━━ Excerpt provided ━━

Saturday, March 6, 2010

It's Time To...

Along with sunshine and a bit of warmth, spring brings a lot of responsibility for those of us who love the garden! In zone 7 the first of March means an end to sitting in the chair thinking about how much we hate winter. (If you are in a colder zone [2-6] , you will need to do these things, but later in the year. I think it's 2-4 weeks later per zone. If you live in zone 8, you should have already started in February, and if you live in zones 9-10, you never stopped working in your garden and you grow different plants!)
Zone 7 is the pink zone. I'm in the light pink part - 7a - so I am 5-10 degrees on average cooler than dark pink - 7b. The greens - zone 6 - are 10 -20 degrees cooler than the pinks, an so on. The other things one has to consider are type of soil and PH. Central Virginia is highly acid and has heavy clay soil. If you move to the coast of Virginia, where the soil is sandy and they have more ocean warming, you are in zone 8.

It's time to get moving and start doing! So, here's a short list of things you need to start working on this month:

  • Cut back the liriope. Doesn't matter what variety of Monkey Grass you have, it needs to be cut back. The easiest way is to drag out your lawn mover, set it at three inches and just mow the liriope. The goal is to cut off the old growth to allow the new growth to come up and not be all choked in last year's leaves. It will start growing by the middle of the month, so you need to do this soon. If you wait until later, you may end up with the new grown all being cut straight across the ends. Not a tragedy, but it will look a little hinky.

  • Finish your fall clean-up. You know you didn't finish! We got snow early and then rain, rain, rain, so everyone has more clean-up to do. I still need to cut back the dead growth from last summer on many perennials - some of the Shasta daisies, sedum, and asters for sure. And, some cleaning up in the xeri-garden.

  • Plant cold weather veggies. Technically, around here one should plant the peas by George Washington's birthday - now nearly two weeks ago. I have dug the bed and bought the seeds, so today will plant them. The next step will be to put up something to support them as they grown up, and a fence to keep out the rabbits. Other cold weather veggies you might want to consider are spinach, any of the "kole" family - broccoli, Brussels sprouts - or other leafy greens.

━━━
━━ Extracted records ━━

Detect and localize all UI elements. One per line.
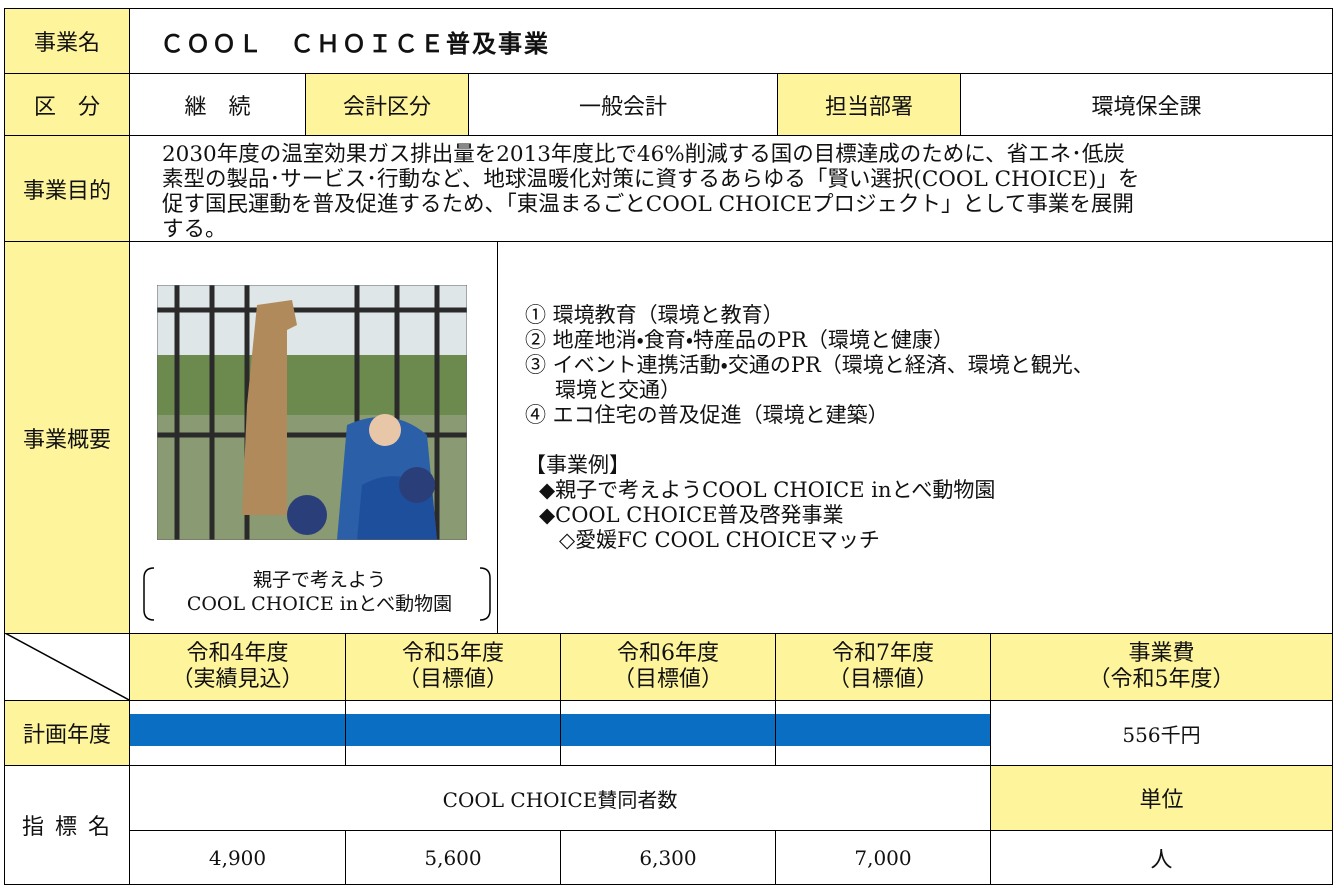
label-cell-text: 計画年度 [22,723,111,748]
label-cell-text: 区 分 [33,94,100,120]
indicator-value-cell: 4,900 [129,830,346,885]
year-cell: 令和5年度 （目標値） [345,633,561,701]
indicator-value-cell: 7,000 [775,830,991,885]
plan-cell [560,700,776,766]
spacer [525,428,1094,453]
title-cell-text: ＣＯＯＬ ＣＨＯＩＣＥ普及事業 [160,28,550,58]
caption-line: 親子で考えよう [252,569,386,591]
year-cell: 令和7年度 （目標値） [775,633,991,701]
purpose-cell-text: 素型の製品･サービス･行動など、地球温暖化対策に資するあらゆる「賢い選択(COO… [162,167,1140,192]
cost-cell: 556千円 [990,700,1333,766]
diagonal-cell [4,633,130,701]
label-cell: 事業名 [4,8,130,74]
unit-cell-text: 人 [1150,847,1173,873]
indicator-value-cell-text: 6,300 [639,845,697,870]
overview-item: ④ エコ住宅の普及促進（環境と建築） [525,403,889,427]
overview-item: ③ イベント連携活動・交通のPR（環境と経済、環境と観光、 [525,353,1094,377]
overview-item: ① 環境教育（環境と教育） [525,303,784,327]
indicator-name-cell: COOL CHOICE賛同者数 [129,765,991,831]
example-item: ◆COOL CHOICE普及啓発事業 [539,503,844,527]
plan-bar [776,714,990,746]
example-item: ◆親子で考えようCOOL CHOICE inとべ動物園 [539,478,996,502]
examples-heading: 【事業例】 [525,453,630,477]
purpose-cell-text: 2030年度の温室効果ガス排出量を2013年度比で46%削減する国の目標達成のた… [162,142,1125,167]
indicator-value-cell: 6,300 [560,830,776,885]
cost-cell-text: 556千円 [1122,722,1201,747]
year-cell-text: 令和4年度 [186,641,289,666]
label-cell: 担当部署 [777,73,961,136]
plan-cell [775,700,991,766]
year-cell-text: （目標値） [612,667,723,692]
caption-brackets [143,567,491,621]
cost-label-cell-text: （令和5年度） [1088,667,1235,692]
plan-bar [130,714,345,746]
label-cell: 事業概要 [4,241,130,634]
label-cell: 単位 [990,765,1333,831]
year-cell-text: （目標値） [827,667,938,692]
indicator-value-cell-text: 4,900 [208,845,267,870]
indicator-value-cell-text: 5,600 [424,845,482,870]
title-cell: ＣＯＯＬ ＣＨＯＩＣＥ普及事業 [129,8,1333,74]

━━━

Quote the spring gardening post from "Zone 7 is the" up to and including "are in zone 8.".

Zone 7 is the pink zone. I'm in the light pink part - 7a - so I am 5-10 degrees on average cooler than dark pink - 7b. The greens - zone 6 - are 10 -20 degrees cooler than the pinks, an so on. The other things one has to consider are type of soil and PH. Central Virginia is highly acid and has heavy clay soil. If you move to the coast of Virginia, where the soil is sandy and they have more ocean warming, you are in zone 8.